* **Work instructions**:
A – Give again, word for word, the part of the comment thread below that begins at the words "You ladies have" and stops after the words "in Get Smart?".
B – Render this sentence from the comment thread below in Spanish: "We don’t have foreign accents."
C – Answer these questions using the comment thread below.
(i) In what show does Jim say the character Siegfried appears?
(ii) Which place does Jim say "comes to mind" as an example of a POW camp?
(iii) What nationality does David claim for himself?

* **Source passage**:
    You ladies have a lot of ‘splainin’ to do.

  • Scott says:

    I say we take up a collection and send this clown a case of pamprin, and a case of tampax… just sayin..

  • Jim says:

    What about Siegfried in Get Smart?

    I wonder if any of the modern day ‘educated’ SJWs even consider that there was a couple of generations greatly affected by WW II especially, hence German accents from actors and actresses [I believe there are some women who might be called real actresses????] dressed in SS or Gestapo style uniforms or even dark over-coats were always clearly evil personages simply because such ‘characters’ were a real memory for those whose parents fought the War or suffered in the various concentration/extermination camps or even POW camps – Schloss Colditz comes to mind. Others suffered further in the post War years at the hands of such wonderful ‘humanist’ groups such as the Stasi and the other secret police forces of the USSR and its minions who were just clones of the SS, SA and other German agencies of social repression. Frankly this is just further bigotry from the tiny minds of uneducated juveniles who avoid reading ‘real’ history about modern society. But then the ‘progressives’ probably support Antifa, but cannot see that they are just a modern-day form of the SA led by Ernst Roehm using exactly the same methods in the streets as did the National Socialists – yes Hitler was a Socialist – in 1930s Germany.

  • David says:

    As a Briton, I’m confused. You say that they object to villains with foreign accents. What has that to do with us? We don’t have foreign accents.

* **Given information**:
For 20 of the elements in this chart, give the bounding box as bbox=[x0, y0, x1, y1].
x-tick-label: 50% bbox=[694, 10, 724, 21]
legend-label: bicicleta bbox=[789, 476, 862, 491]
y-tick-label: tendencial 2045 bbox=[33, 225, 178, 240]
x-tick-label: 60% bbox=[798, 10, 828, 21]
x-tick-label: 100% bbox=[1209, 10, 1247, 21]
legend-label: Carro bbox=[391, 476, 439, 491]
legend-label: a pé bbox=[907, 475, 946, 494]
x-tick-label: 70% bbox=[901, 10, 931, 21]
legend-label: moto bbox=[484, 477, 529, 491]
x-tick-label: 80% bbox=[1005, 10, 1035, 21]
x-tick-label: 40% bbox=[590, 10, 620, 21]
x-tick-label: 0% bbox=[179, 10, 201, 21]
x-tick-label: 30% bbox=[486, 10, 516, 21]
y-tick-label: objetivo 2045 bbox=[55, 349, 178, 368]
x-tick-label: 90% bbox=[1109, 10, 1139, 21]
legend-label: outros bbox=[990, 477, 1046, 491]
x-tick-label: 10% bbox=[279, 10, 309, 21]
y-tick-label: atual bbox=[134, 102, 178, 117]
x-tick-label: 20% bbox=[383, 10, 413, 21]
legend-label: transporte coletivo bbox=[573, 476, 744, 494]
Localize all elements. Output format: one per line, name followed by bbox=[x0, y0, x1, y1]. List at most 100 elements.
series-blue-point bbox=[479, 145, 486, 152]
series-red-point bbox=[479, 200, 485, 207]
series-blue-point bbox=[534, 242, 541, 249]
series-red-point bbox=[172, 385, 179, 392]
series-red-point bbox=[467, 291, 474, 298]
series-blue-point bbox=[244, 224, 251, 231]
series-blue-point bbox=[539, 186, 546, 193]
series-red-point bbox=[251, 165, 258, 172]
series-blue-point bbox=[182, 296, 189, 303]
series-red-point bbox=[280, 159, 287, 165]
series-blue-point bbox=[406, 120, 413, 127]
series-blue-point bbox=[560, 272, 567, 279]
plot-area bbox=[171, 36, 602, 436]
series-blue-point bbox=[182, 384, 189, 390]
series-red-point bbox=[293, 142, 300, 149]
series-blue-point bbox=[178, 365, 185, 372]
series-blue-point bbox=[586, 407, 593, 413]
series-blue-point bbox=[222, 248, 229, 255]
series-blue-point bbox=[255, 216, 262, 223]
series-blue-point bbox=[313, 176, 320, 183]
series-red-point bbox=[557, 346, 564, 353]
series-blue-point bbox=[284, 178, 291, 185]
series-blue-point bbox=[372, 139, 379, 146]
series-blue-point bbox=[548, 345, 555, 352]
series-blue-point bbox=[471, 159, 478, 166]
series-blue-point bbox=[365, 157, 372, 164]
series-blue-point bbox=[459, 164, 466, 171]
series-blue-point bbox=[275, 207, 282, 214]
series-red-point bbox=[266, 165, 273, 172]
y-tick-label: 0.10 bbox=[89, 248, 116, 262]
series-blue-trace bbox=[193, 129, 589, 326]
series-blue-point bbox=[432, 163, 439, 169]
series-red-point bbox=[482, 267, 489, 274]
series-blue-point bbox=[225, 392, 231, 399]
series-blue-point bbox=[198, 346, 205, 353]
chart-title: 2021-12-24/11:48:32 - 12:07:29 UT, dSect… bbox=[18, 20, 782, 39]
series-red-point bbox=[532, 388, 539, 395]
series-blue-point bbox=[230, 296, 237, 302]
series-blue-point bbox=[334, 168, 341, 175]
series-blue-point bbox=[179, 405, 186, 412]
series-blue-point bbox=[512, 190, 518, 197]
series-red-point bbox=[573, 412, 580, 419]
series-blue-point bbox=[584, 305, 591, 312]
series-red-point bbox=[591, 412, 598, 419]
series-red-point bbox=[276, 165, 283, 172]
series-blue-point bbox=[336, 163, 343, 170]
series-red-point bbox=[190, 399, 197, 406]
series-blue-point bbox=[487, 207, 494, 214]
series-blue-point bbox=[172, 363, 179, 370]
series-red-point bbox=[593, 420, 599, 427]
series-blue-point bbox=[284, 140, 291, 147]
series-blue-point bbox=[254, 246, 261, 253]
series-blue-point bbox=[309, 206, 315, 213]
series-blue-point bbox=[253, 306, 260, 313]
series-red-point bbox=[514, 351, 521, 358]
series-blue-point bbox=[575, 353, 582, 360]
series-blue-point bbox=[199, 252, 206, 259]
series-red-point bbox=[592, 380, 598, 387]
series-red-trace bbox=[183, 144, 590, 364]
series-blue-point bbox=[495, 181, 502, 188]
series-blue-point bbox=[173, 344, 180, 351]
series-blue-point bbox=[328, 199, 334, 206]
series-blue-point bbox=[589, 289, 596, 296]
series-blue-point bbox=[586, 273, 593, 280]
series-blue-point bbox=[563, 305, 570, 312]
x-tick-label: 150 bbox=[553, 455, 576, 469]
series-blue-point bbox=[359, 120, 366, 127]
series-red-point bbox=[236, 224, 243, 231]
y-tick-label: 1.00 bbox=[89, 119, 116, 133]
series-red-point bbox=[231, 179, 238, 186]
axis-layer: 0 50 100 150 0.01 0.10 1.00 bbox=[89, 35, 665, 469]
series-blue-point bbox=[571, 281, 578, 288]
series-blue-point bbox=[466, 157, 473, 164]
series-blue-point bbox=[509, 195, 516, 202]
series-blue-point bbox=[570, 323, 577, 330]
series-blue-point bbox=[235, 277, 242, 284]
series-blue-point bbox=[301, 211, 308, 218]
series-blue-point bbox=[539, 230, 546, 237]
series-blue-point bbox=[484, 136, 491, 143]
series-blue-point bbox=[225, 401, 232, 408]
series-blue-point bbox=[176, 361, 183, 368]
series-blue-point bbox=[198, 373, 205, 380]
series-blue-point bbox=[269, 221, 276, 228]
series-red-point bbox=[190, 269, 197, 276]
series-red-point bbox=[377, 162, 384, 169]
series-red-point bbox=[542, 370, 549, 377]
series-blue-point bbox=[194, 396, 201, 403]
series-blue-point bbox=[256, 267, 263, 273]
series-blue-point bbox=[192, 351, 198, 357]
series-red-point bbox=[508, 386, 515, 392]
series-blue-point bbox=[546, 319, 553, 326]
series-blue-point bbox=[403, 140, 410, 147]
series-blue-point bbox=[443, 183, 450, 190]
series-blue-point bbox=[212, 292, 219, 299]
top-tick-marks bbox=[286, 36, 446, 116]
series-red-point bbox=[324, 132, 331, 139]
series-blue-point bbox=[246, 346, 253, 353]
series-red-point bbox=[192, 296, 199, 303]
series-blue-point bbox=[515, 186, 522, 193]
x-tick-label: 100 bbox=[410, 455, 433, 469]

* **Answers to the exercise**:
A –
You ladies have a lot of ‘splainin’ to do.

  • Scott says:

    I say we take up a collection and send this clown a case of pamprin, and a case of tampax… just sayin..

  • Jim says:

    What about Siegfried in Get Smart?

B – No tenemos acentos extranjeros.

C –
(i) Get Smart
(ii) Schloss Colditz
(iii) He is a Briton.